Render every entry verbatim.

(Stored items)
----------------

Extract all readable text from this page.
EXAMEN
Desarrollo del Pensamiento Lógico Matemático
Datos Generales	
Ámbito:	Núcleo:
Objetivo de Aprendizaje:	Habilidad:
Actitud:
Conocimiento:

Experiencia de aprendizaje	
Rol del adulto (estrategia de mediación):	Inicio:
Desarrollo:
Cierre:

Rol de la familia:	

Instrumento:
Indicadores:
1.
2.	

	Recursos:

----------------

Solution for this exercise:
Extract all readable text from this page.
EXAMEN
Desarrollo del Pensamiento Lógico Matemático
Datos Generales	
Ámbito:	Núcleo:
Objetivo de Aprendizaje:	Habilidad:
Actitud:
Conocimiento:

Experiencia de aprendizaje	
Rol del adulto (estrategia de mediación):	Inicio:
Desarrollo:
Cierre:

Rol de la familia:	

Instrumento:
Indicadores:
1.
2.	

	Recursos:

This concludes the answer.